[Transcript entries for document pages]
Content starts

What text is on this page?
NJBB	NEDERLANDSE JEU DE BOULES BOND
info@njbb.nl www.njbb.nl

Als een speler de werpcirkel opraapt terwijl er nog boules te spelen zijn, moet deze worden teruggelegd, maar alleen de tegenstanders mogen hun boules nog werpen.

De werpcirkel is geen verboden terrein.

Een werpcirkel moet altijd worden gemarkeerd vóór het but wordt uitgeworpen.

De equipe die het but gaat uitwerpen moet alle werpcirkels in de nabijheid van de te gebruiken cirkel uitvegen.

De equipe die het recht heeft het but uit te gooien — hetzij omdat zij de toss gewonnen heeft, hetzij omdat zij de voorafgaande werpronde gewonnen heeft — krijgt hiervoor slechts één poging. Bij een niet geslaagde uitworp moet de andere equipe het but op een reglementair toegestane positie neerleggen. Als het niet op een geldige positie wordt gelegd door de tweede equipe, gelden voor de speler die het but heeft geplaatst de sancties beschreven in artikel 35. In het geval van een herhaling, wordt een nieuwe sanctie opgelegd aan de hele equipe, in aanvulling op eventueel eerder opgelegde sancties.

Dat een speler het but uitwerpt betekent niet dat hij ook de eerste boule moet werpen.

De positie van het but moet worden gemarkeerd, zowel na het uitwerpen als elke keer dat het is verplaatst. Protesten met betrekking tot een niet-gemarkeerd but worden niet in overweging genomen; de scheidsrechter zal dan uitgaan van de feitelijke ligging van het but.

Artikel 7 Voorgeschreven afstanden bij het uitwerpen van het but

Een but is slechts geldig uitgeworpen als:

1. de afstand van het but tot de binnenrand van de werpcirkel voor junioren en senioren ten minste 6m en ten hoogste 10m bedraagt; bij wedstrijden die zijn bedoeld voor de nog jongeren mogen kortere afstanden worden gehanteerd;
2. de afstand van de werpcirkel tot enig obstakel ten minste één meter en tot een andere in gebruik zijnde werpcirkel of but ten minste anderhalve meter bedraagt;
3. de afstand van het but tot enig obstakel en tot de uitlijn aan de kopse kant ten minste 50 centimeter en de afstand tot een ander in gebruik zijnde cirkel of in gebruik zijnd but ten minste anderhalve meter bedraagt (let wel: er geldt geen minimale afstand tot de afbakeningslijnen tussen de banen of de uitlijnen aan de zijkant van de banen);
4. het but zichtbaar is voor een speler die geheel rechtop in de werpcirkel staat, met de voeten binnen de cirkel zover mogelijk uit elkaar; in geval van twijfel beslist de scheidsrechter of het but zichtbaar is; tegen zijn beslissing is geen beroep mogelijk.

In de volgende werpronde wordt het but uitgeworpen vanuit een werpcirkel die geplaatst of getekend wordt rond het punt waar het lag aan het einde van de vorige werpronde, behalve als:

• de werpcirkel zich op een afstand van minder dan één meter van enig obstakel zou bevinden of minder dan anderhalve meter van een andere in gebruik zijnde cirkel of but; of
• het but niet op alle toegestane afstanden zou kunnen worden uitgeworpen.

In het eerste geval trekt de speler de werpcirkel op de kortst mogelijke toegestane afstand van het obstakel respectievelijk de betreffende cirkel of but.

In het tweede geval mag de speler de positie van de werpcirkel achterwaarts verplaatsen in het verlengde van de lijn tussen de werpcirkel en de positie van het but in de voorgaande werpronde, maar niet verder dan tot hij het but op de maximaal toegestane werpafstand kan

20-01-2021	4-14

Content ends

_Exercise:_ Repeat the data verbatim.

_Response to the task:_
What text is on this page?
NJBB	NEDERLANDSE JEU DE BOULES BOND
info@njbb.nl www.njbb.nl

Als een speler de werpcirkel opraapt terwijl er nog boules te spelen zijn, moet deze worden teruggelegd, maar alleen de tegenstanders mogen hun boules nog werpen.

De werpcirkel is geen verboden terrein.

Een werpcirkel moet altijd worden gemarkeerd vóór het but wordt uitgeworpen.

De equipe die het but gaat uitwerpen moet alle werpcirkels in de nabijheid van de te gebruiken cirkel uitvegen.

De equipe die het recht heeft het but uit te gooien — hetzij omdat zij de toss gewonnen heeft, hetzij omdat zij de voorafgaande werpronde gewonnen heeft — krijgt hiervoor slechts één poging. Bij een niet geslaagde uitworp moet de andere equipe het but op een reglementair toegestane positie neerleggen. Als het niet op een geldige positie wordt gelegd door de tweede equipe, gelden voor de speler die het but heeft geplaatst de sancties beschreven in artikel 35. In het geval van een herhaling, wordt een nieuwe sanctie opgelegd aan de hele equipe, in aanvulling op eventueel eerder opgelegde sancties.

Dat een speler het but uitwerpt betekent niet dat hij ook de eerste boule moet werpen.

De positie van het but moet worden gemarkeerd, zowel na het uitwerpen als elke keer dat het is verplaatst. Protesten met betrekking tot een niet-gemarkeerd but worden niet in overweging genomen; de scheidsrechter zal dan uitgaan van de feitelijke ligging van het but.

Artikel 7 Voorgeschreven afstanden bij het uitwerpen van het but

Een but is slechts geldig uitgeworpen als:

1. de afstand van het but tot de binnenrand van de werpcirkel voor junioren en senioren ten minste 6m en ten hoogste 10m bedraagt; bij wedstrijden die zijn bedoeld voor de nog jongeren mogen kortere afstanden worden gehanteerd;
2. de afstand van de werpcirkel tot enig obstakel ten minste één meter en tot een andere in gebruik zijnde werpcirkel of but ten minste anderhalve meter bedraagt;
3. de afstand van het but tot enig obstakel en tot de uitlijn aan de kopse kant ten minste 50 centimeter en de afstand tot een ander in gebruik zijnde cirkel of in gebruik zijnd but ten minste anderhalve meter bedraagt (let wel: er geldt geen minimale afstand tot de afbakeningslijnen tussen de banen of de uitlijnen aan de zijkant van de banen);
4. het but zichtbaar is voor een speler die geheel rechtop in de werpcirkel staat, met de voeten binnen de cirkel zover mogelijk uit elkaar; in geval van twijfel beslist de scheidsrechter of het but zichtbaar is; tegen zijn beslissing is geen beroep mogelijk.

In de volgende werpronde wordt het but uitgeworpen vanuit een werpcirkel die geplaatst of getekend wordt rond het punt waar het lag aan het einde van de vorige werpronde, behalve als:

• de werpcirkel zich op een afstand van minder dan één meter van enig obstakel zou bevinden of minder dan anderhalve meter van een andere in gebruik zijnde cirkel of but; of
• het but niet op alle toegestane afstanden zou kunnen worden uitgeworpen.

In het eerste geval trekt de speler de werpcirkel op de kortst mogelijke toegestane afstand van het obstakel respectievelijk de betreffende cirkel of but.

In het tweede geval mag de speler de positie van de werpcirkel achterwaarts verplaatsen in het verlengde van de lijn tussen de werpcirkel en de positie van het but in de voorgaande werpronde, maar niet verder dan tot hij het but op de maximaal toegestane werpafstand kan

20-01-2021	4-14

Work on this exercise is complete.